• _What is needed_:
Nothing in the data should change when you return it, but leave the pictures out.

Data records
★ ★ ★

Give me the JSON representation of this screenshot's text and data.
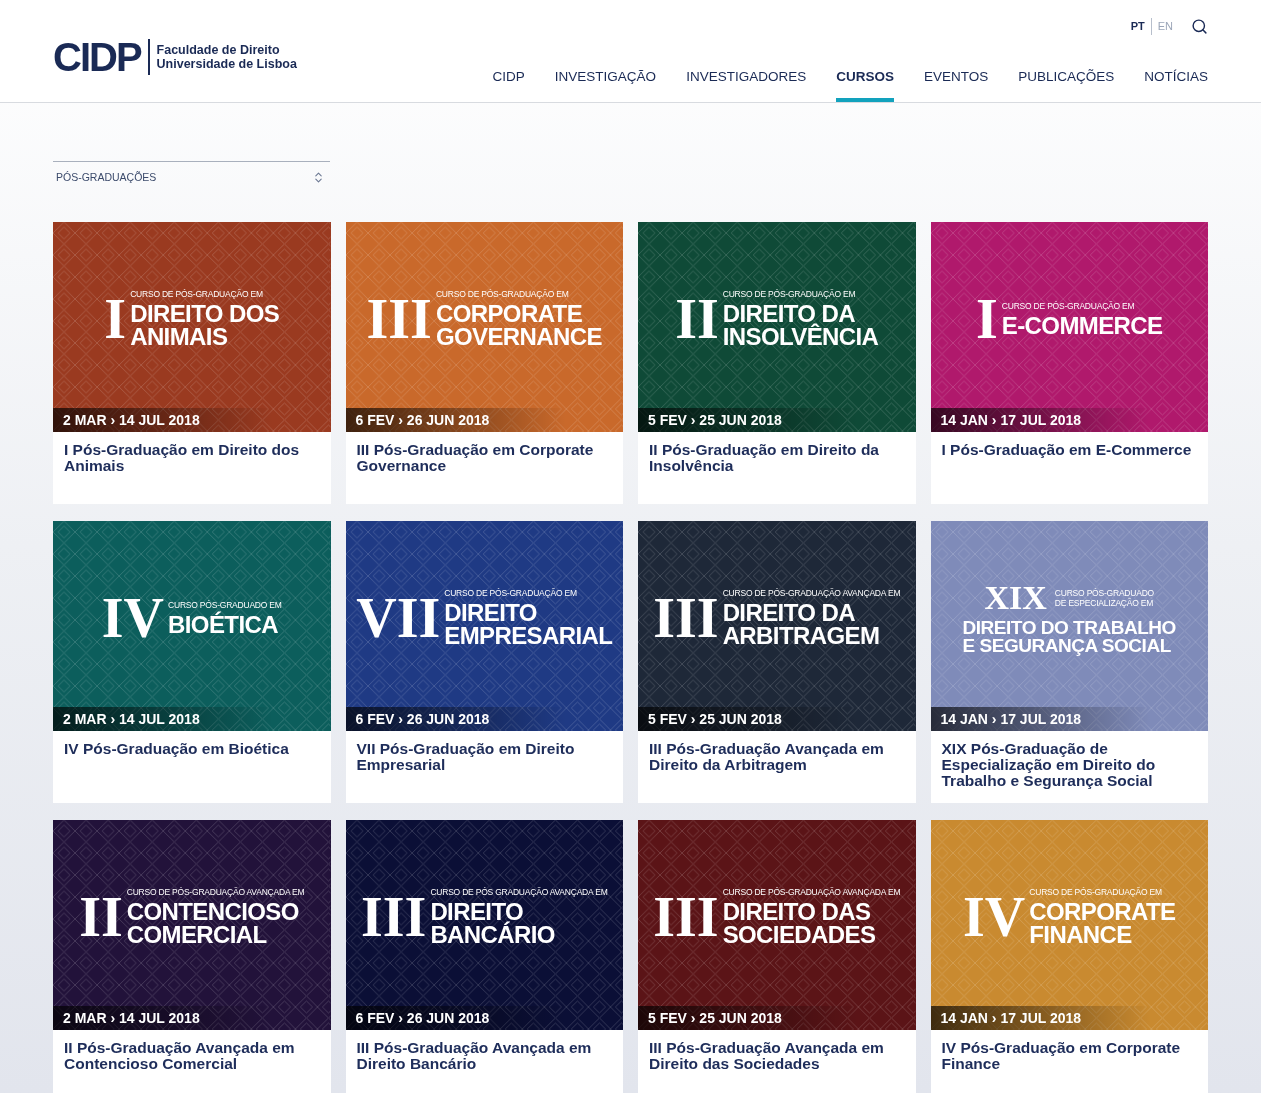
{
  "header": {
    "logo": {
      "mark": "CIDP",
      "lines": [
        "Faculdade de Direito",
        "Universidade de Lisboa"
      ]
    },
    "languages": [
      {
        "label": "PT",
        "selected": true
      },
      {
        "label": "EN",
        "selected": false
      }
    ],
    "nav": [
      {
        "label": "CIDP",
        "selected": false
      },
      {
        "label": "INVESTIGAÇÃO",
        "selected": false
      },
      {
        "label": "INVESTIGADORES",
        "selected": false
      },
      {
        "label": "CURSOS",
        "selected": true
      },
      {
        "label": "EVENTOS",
        "selected": false
      },
      {
        "label": "PUBLICAÇÕES",
        "selected": false
      },
      {
        "label": "NOTÍCIAS",
        "selected": false
      }
    ]
  },
  "filter": {
    "value": "PÓS-GRADUAÇÕES"
  },
  "courses": [
    {
      "banner": {
        "kind": "side",
        "color": "#9a3a20",
        "numeral": "I",
        "subtitle": [
          "CURSO DE PÓS-GRADUAÇÃO EM"
        ],
        "title": [
          "DIREITO DOS",
          "ANIMAIS"
        ]
      },
      "dates": "2 MAR › 14 JUL 2018",
      "title": "I Pós-Graduação em Direito dos Animais"
    },
    {
      "banner": {
        "kind": "side",
        "color": "#c9692b",
        "numeral": "III",
        "subtitle": [
          "CURSO DE PÓS-GRADUAÇÃO EM"
        ],
        "title": [
          "CORPORATE",
          "GOVERNANCE"
        ]
      },
      "dates": "6 FEV › 26 JUN 2018",
      "title": "III Pós-Graduação em Corporate Governance"
    },
    {
      "banner": {
        "kind": "side",
        "color": "#0f4a37",
        "numeral": "II",
        "subtitle": [
          "CURSO DE PÓS-GRADUAÇÃO EM"
        ],
        "title": [
          "DIREITO DA",
          "INSOLVÊNCIA"
        ]
      },
      "dates": "5 FEV › 25 JUN 2018",
      "title": "II Pós-Graduação em Direito da Insolvência"
    },
    {
      "banner": {
        "kind": "side",
        "color": "#b0196c",
        "numeral": "I",
        "subtitle": [
          "CURSO DE PÓS-GRADUAÇÃO EM"
        ],
        "title": [
          "E-COMMERCE"
        ]
      },
      "dates": "14 JAN › 17 JUL 2018",
      "title": "I Pós-Graduação em E-Commerce"
    },
    {
      "banner": {
        "kind": "side",
        "color": "#0c5e5c",
        "numeral": "IV",
        "subtitle": [
          "CURSO PÓS-GRADUADO EM"
        ],
        "title": [
          "BIOÉTICA"
        ]
      },
      "dates": "2 MAR › 14 JUL 2018",
      "title": "IV Pós-Graduação em Bioética"
    },
    {
      "banner": {
        "kind": "side",
        "color": "#1f3a84",
        "numeral": "VII",
        "subtitle": [
          "CURSO DE PÓS-GRADUAÇÃO EM"
        ],
        "title": [
          "DIREITO",
          "EMPRESARIAL"
        ]
      },
      "dates": "6 FEV › 26 JUN 2018",
      "title": "VII Pós-Graduação em Direito Empresarial"
    },
    {
      "banner": {
        "kind": "side",
        "color": "#1e2838",
        "numeral": "III",
        "subtitle": [
          "CURSO DE PÓS-GRADUAÇÃO AVANÇADA EM"
        ],
        "title": [
          "DIREITO DA",
          "ARBITRAGEM"
        ]
      },
      "dates": "5 FEV › 25 JUN 2018",
      "title": "III Pós-Graduação Avançada em Direito da Arbitragem"
    },
    {
      "banner": {
        "kind": "stacked",
        "color": "#7f8bb9",
        "numeral": "XIX",
        "subtitle": [
          "CURSO PÓS-GRADUADO",
          "DE ESPECIALIZAÇÃO EM"
        ],
        "title": [
          "DIREITO DO TRABALHO",
          "E SEGURANÇA SOCIAL"
        ]
      },
      "dates": "14 JAN › 17 JUL 2018",
      "title": "XIX Pós-Graduação de Especialização em Direito do Trabalho e Segurança Social"
    },
    {
      "banner": {
        "kind": "side",
        "color": "#22123a",
        "numeral": "II",
        "subtitle": [
          "CURSO DE PÓS-GRADUAÇÃO AVANÇADA EM"
        ],
        "title": [
          "CONTENCIOSO",
          "COMERCIAL"
        ]
      },
      "dates": "2 MAR › 14 JUL 2018",
      "title": "II Pós-Graduação Avançada em Contencioso Comercial"
    },
    {
      "banner": {
        "kind": "side",
        "color": "#0b0f36",
        "numeral": "III",
        "subtitle": [
          "CURSO DE PÓS GRADUAÇÃO AVANÇADA EM"
        ],
        "title": [
          "DIREITO",
          "BANCÁRIO"
        ]
      },
      "dates": "6 FEV › 26 JUN 2018",
      "title": "III Pós-Graduação Avançada em Direito Bancário"
    },
    {
      "banner": {
        "kind": "side",
        "color": "#5b1417",
        "numeral": "III",
        "subtitle": [
          "CURSO DE PÓS-GRADUAÇÃO AVANÇADA EM"
        ],
        "title": [
          "DIREITO DAS",
          "SOCIEDADES"
        ]
      },
      "dates": "5 FEV › 25 JUN 2018",
      "title": "III Pós-Graduação Avançada em Direito das Sociedades"
    },
    {
      "banner": {
        "kind": "side",
        "color": "#c98a30",
        "numeral": "IV",
        "subtitle": [
          "CURSO DE PÓS-GRADUAÇÃO EM"
        ],
        "title": [
          "CORPORATE",
          "FINANCE"
        ]
      },
      "dates": "14 JAN › 17 JUL 2018",
      "title": "IV Pós-Graduação em Corporate Finance"
    }
  ]
}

★ ★ ★

• _Final result_:
Give me the JSON representation of this screenshot's text and data.
{
  "header": {
    "logo": {
      "mark": "CIDP",
      "lines": [
        "Faculdade de Direito",
        "Universidade de Lisboa"
      ]
    },
    "languages": [
      {
        "label": "PT",
        "selected": true
      },
      {
        "label": "EN",
        "selected": false
      }
    ],
    "nav": [
      {
        "label": "CIDP",
        "selected": false
      },
      {
        "label": "INVESTIGAÇÃO",
        "selected": false
      },
      {
        "label": "INVESTIGADORES",
        "selected": false
      },
      {
        "label": "CURSOS",
        "selected": true
      },
      {
        "label": "EVENTOS",
        "selected": false
      },
      {
        "label": "PUBLICAÇÕES",
        "selected": false
      },
      {
        "label": "NOTÍCIAS",
        "selected": false
      }
    ]
  },
  "filter": {
    "value": "PÓS-GRADUAÇÕES"
  },
  "courses": [
    {
      "banner": {
        "kind": "side",
        "color": "#9a3a20",
        "numeral": "I",
        "subtitle": [
          "CURSO DE PÓS-GRADUAÇÃO EM"
        ],
        "title": [
          "DIREITO DOS",
          "ANIMAIS"
        ]
      },
      "dates": "2 MAR › 14 JUL 2018",
      "title": "I Pós-Graduação em Direito dos Animais"
    },
    {
      "banner": {
        "kind": "side",
        "color": "#c9692b",
        "numeral": "III",
        "subtitle": [
          "CURSO DE PÓS-GRADUAÇÃO EM"
        ],
        "title": [
          "CORPORATE",
          "GOVERNANCE"
        ]
      },
      "dates": "6 FEV › 26 JUN 2018",
      "title": "III Pós-Graduação em Corporate Governance"
    },
    {
      "banner": {
        "kind": "side",
        "color": "#0f4a37",
        "numeral": "II",
        "subtitle": [
          "CURSO DE PÓS-GRADUAÇÃO EM"
        ],
        "title": [
          "DIREITO DA",
          "INSOLVÊNCIA"
        ]
      },
      "dates": "5 FEV › 25 JUN 2018",
      "title": "II Pós-Graduação em Direito da Insolvência"
    },
    {
      "banner": {
        "kind": "side",
        "color": "#b0196c",
        "numeral": "I",
        "subtitle": [
          "CURSO DE PÓS-GRADUAÇÃO EM"
        ],
        "title": [
          "E-COMMERCE"
        ]
      },
      "dates": "14 JAN › 17 JUL 2018",
      "title": "I Pós-Graduação em E-Commerce"
    },
    {
      "banner": {
        "kind": "side",
        "color": "#0c5e5c",
        "numeral": "IV",
        "subtitle": [
          "CURSO PÓS-GRADUADO EM"
        ],
        "title": [
          "BIOÉTICA"
        ]
      },
      "dates": "2 MAR › 14 JUL 2018",
      "title": "IV Pós-Graduação em Bioética"
    },
    {
      "banner": {
        "kind": "side",
        "color": "#1f3a84",
        "numeral": "VII",
        "subtitle": [
          "CURSO DE PÓS-GRADUAÇÃO EM"
        ],
        "title": [
          "DIREITO",
          "EMPRESARIAL"
        ]
      },
      "dates": "6 FEV › 26 JUN 2018",
      "title": "VII Pós-Graduação em Direito Empresarial"
    },
    {
      "banner": {
        "kind": "side",
        "color": "#1e2838",
        "numeral": "III",
        "subtitle": [
          "CURSO DE PÓS-GRADUAÇÃO AVANÇADA EM"
        ],
        "title": [
          "DIREITO DA",
          "ARBITRAGEM"
        ]
      },
      "dates": "5 FEV › 25 JUN 2018",
      "title": "III Pós-Graduação Avançada em Direito da Arbitragem"
    },
    {
      "banner": {
        "kind": "stacked",
        "color": "#7f8bb9",
        "numeral": "XIX",
        "subtitle": [
          "CURSO PÓS-GRADUADO",
          "DE ESPECIALIZAÇÃO EM"
        ],
        "title": [
          "DIREITO DO TRABALHO",
          "E SEGURANÇA SOCIAL"
        ]
      },
      "dates": "14 JAN › 17 JUL 2018",
      "title": "XIX Pós-Graduação de Especialização em Direito do Trabalho e Segurança Social"
    },
    {
      "banner": {
        "kind": "side",
        "color": "#22123a",
        "numeral": "II",
        "subtitle": [
          "CURSO DE PÓS-GRADUAÇÃO AVANÇADA EM"
        ],
        "title": [
          "CONTENCIOSO",
          "COMERCIAL"
        ]
      },
      "dates": "2 MAR › 14 JUL 2018",
      "title": "II Pós-Graduação Avançada em Contencioso Comercial"
    },
    {
      "banner": {
        "kind": "side",
        "color": "#0b0f36",
        "numeral": "III",
        "subtitle": [
          "CURSO DE PÓS GRADUAÇÃO AVANÇADA EM"
        ],
        "title": [
          "DIREITO",
          "BANCÁRIO"
        ]
      },
      "dates": "6 FEV › 26 JUN 2018",
      "title": "III Pós-Graduação Avançada em Direito Bancário"
    },
    {
      "banner": {
        "kind": "side",
        "color": "#5b1417",
        "numeral": "III",
        "subtitle": [
          "CURSO DE PÓS-GRADUAÇÃO AVANÇADA EM"
        ],
        "title": [
          "DIREITO DAS",
          "SOCIEDADES"
        ]
      },
      "dates": "5 FEV › 25 JUN 2018",
      "title": "III Pós-Graduação Avançada em Direito das Sociedades"
    },
    {
      "banner": {
        "kind": "side",
        "color": "#c98a30",
        "numeral": "IV",
        "subtitle": [
          "CURSO DE PÓS-GRADUAÇÃO EM"
        ],
        "title": [
          "CORPORATE",
          "FINANCE"
        ]
      },
      "dates": "14 JAN › 17 JUL 2018",
      "title": "IV Pós-Graduação em Corporate Finance"
    }
  ]
}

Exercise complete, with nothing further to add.